▶ _Exercise instructions_
Wherever the word "will" appears in the entries, copy the whole line.

Saved entries:
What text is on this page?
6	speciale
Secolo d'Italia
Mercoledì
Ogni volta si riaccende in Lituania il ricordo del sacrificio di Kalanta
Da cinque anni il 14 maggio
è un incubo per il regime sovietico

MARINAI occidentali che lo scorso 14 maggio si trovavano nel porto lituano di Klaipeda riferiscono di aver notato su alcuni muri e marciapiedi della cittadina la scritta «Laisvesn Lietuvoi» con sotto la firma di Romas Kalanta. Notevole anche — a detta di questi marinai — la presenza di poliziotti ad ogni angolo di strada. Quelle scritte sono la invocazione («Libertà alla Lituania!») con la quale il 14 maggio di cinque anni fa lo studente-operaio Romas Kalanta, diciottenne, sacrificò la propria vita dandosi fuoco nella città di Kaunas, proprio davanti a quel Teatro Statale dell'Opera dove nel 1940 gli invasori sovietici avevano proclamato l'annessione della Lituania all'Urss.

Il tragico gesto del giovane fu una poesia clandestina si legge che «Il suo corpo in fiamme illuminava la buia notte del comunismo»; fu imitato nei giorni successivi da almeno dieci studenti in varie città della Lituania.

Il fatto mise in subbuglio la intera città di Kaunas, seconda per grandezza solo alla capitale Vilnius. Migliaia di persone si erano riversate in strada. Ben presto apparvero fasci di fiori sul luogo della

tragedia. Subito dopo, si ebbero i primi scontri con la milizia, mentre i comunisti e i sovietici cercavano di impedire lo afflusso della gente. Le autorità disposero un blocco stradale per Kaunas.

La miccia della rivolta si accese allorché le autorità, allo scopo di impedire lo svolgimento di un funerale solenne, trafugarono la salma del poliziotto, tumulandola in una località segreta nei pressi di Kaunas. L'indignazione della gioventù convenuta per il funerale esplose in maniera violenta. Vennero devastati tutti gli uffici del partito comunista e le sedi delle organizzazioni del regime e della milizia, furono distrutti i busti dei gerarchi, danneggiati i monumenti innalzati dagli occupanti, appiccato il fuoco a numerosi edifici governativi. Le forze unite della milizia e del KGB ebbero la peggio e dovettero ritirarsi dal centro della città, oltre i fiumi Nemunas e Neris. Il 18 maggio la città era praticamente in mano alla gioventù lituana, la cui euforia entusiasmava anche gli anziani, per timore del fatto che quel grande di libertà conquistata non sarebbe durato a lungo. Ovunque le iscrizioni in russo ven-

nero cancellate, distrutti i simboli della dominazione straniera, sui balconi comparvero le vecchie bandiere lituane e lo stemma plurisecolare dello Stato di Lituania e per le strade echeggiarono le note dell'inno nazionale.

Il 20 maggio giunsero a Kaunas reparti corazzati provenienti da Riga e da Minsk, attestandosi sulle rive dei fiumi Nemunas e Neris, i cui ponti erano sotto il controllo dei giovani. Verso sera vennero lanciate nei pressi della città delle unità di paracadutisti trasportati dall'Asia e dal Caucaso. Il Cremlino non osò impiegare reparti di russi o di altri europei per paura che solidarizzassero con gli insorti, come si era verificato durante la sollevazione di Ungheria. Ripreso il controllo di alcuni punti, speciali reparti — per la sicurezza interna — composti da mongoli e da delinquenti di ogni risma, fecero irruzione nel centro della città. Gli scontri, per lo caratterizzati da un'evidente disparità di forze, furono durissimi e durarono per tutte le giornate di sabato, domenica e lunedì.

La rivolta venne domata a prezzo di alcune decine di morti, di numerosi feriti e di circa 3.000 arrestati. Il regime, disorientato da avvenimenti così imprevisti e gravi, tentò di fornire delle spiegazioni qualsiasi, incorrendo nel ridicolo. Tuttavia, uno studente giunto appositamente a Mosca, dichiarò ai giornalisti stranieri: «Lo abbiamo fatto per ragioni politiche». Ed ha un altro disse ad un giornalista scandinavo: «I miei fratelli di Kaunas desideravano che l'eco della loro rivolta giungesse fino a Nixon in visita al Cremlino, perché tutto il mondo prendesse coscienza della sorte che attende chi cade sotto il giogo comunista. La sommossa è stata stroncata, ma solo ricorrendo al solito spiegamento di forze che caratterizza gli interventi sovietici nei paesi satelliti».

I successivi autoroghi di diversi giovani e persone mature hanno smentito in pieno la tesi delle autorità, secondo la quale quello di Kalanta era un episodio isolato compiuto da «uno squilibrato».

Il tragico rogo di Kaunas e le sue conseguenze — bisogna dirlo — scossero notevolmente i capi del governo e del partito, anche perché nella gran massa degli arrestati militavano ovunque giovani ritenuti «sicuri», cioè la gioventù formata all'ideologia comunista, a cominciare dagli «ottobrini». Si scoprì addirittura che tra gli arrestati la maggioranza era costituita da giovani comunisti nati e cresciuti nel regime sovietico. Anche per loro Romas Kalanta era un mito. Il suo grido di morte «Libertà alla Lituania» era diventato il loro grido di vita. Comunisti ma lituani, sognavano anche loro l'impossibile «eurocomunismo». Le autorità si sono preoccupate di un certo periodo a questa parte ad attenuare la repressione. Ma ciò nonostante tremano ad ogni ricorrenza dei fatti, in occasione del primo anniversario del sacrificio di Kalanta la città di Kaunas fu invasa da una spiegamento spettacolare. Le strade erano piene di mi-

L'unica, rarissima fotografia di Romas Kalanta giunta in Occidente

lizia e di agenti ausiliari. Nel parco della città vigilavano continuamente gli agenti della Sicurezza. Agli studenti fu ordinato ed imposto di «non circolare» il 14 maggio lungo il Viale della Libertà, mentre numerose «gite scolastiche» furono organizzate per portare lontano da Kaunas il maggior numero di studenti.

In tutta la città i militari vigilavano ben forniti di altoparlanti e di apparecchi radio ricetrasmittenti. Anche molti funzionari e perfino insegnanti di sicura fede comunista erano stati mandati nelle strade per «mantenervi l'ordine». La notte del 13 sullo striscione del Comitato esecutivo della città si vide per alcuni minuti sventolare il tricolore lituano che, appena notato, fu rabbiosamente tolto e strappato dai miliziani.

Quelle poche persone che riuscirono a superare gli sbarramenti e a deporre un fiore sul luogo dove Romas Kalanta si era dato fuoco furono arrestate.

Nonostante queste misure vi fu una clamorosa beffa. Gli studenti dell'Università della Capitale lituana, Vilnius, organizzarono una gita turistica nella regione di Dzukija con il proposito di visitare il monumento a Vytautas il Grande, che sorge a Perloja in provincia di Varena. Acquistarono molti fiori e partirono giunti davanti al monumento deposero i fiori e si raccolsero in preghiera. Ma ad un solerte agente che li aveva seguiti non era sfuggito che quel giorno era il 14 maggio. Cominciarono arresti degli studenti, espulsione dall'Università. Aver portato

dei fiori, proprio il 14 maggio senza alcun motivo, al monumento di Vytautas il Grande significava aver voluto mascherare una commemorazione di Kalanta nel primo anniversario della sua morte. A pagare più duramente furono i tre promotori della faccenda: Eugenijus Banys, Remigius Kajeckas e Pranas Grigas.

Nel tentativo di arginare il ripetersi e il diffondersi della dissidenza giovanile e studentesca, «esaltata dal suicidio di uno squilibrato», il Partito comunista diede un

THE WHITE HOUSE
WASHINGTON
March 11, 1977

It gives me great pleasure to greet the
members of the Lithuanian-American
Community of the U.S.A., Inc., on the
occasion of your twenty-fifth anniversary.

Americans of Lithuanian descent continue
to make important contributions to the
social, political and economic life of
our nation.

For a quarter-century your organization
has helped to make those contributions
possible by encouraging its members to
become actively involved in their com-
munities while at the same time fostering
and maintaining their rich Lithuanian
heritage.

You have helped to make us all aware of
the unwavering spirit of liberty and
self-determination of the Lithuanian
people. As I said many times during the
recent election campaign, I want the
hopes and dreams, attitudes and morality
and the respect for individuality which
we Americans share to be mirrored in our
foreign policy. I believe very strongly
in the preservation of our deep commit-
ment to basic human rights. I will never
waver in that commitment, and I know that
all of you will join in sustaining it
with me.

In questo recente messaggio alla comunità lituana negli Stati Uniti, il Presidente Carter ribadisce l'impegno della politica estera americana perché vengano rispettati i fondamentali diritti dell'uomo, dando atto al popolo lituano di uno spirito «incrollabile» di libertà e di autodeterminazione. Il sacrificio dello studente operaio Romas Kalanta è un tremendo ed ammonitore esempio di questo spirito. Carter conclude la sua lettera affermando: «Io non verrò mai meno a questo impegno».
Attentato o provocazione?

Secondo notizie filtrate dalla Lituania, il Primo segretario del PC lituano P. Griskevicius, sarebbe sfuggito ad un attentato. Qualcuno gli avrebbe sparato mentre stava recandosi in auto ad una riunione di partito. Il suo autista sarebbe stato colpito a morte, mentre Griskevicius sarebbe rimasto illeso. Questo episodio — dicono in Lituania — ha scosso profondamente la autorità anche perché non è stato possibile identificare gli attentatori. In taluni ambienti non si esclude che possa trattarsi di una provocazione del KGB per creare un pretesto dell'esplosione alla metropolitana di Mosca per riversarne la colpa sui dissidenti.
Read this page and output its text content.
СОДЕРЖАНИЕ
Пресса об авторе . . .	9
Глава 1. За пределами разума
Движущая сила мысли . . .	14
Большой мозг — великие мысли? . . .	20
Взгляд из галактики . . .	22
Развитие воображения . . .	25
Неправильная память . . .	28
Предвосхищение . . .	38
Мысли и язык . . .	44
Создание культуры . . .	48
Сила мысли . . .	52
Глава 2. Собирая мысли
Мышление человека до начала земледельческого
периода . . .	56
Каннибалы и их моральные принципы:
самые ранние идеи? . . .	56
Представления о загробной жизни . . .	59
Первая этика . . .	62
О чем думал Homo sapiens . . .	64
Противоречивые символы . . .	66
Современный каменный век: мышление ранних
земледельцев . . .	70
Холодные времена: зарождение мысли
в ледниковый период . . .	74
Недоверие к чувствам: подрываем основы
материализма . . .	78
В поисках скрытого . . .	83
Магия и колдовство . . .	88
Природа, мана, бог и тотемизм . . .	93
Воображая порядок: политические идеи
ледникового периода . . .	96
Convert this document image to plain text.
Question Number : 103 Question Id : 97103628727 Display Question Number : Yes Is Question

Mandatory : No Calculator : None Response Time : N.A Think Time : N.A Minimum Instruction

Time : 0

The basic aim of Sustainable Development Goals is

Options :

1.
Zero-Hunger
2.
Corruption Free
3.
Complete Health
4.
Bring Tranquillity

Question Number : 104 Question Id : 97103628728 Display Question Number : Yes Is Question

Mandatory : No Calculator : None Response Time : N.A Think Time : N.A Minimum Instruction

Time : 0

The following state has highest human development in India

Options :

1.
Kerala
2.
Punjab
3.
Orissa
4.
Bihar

▶ _Answer to this task_
ment to basic human rights. I will never
all of you will join in sustaining it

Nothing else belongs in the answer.